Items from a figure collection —
━━━

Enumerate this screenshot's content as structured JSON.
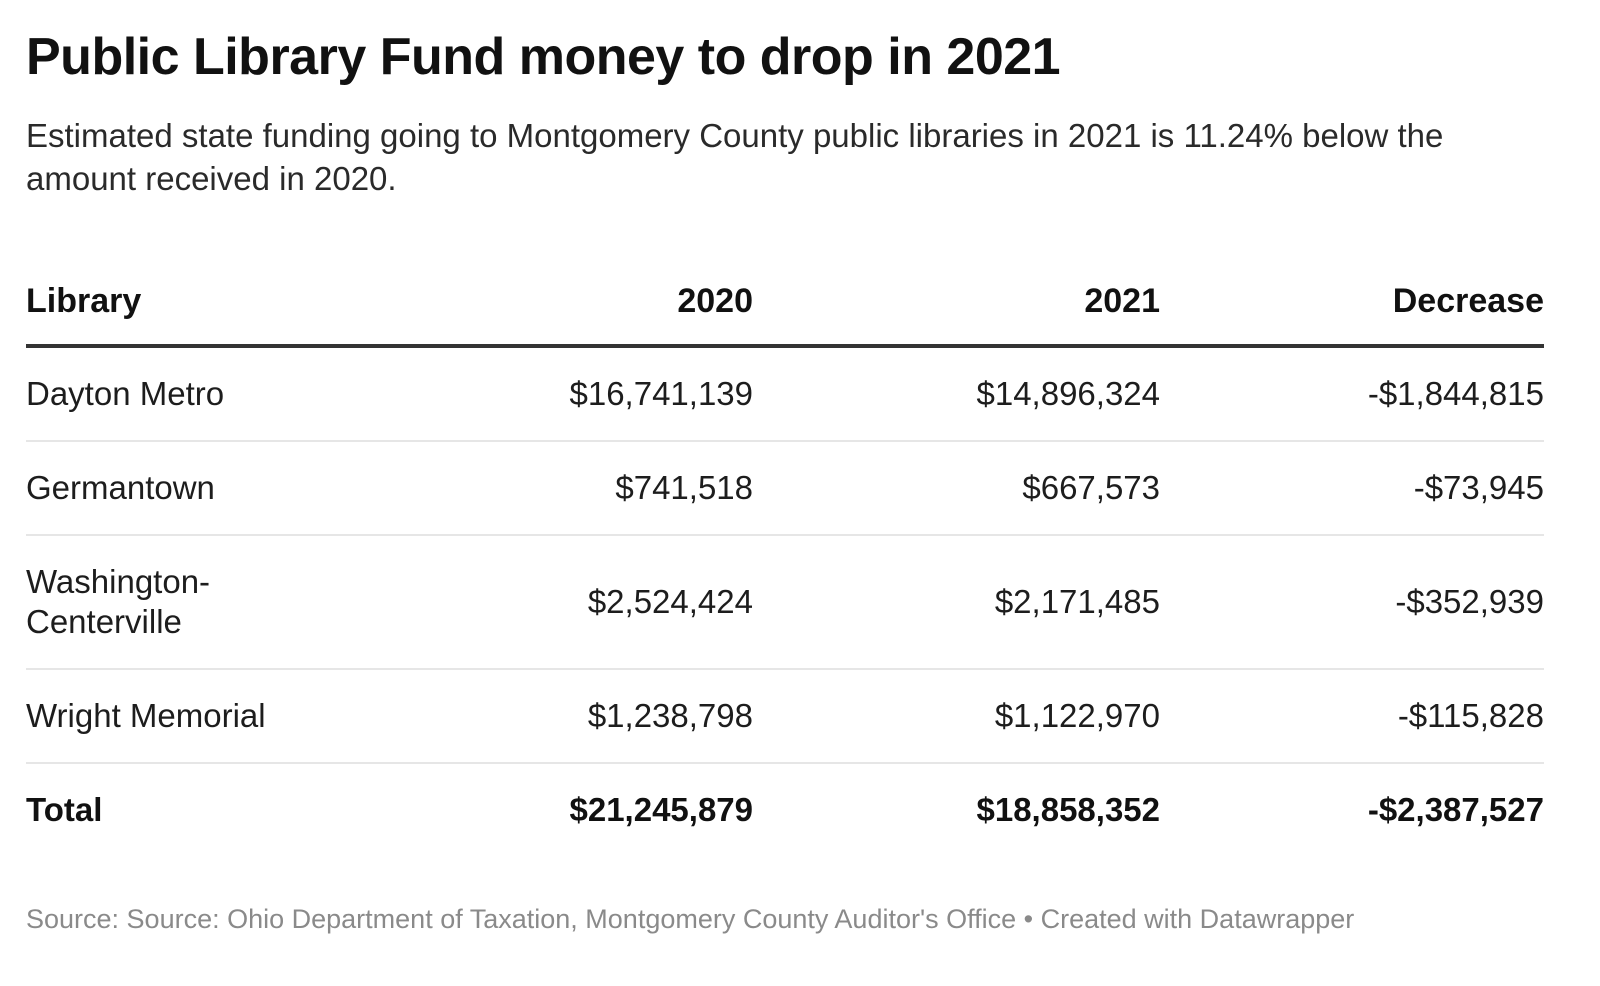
{
  "title": "Public Library Fund money to drop in 2021",
  "subtitle": "Estimated state funding going to Montgomery County public libraries in 2021 is 11.24% below the amount received in 2020.",
  "chart_data": {
    "type": "table",
    "columns": [
      "Library",
      "2020",
      "2021",
      "Decrease"
    ],
    "rows": [
      [
        "Dayton Metro",
        "$16,741,139",
        "$14,896,324",
        "-$1,844,815"
      ],
      [
        "Germantown",
        "$741,518",
        "$667,573",
        "-$73,945"
      ],
      [
        "Washington-Centerville",
        "$2,524,424",
        "$2,171,485",
        "-$352,939"
      ],
      [
        "Wright Memorial",
        "$1,238,798",
        "$1,122,970",
        "-$115,828"
      ]
    ],
    "total": [
      "Total",
      "$21,245,879",
      "$18,858,352",
      "-$2,387,527"
    ]
  },
  "footer": {
    "source": "Source: Source: Ohio Department of Taxation, Montgomery County Auditor's Office • Created with Datawrapper"
  }
}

━━━

What to do — All of the material above is to be copied exactly, except for its images.

Result for this exercise —
Enumerate this screenshot's content as structured JSON.
{
  "title": "Public Library Fund money to drop in 2021",
  "subtitle": "Estimated state funding going to Montgomery County public libraries in 2021 is 11.24% below the amount received in 2020.",
  "chart_data": {
    "type": "table",
    "columns": [
      "Library",
      "2020",
      "2021",
      "Decrease"
    ],
    "rows": [
      [
        "Dayton Metro",
        "$16,741,139",
        "$14,896,324",
        "-$1,844,815"
      ],
      [
        "Germantown",
        "$741,518",
        "$667,573",
        "-$73,945"
      ],
      [
        "Washington-Centerville",
        "$2,524,424",
        "$2,171,485",
        "-$352,939"
      ],
      [
        "Wright Memorial",
        "$1,238,798",
        "$1,122,970",
        "-$115,828"
      ]
    ],
    "total": [
      "Total",
      "$21,245,879",
      "$18,858,352",
      "-$2,387,527"
    ]
  },
  "footer": {
    "source": "Source: Source: Ohio Department of Taxation, Montgomery County Auditor's Office • Created with Datawrapper"
  }
}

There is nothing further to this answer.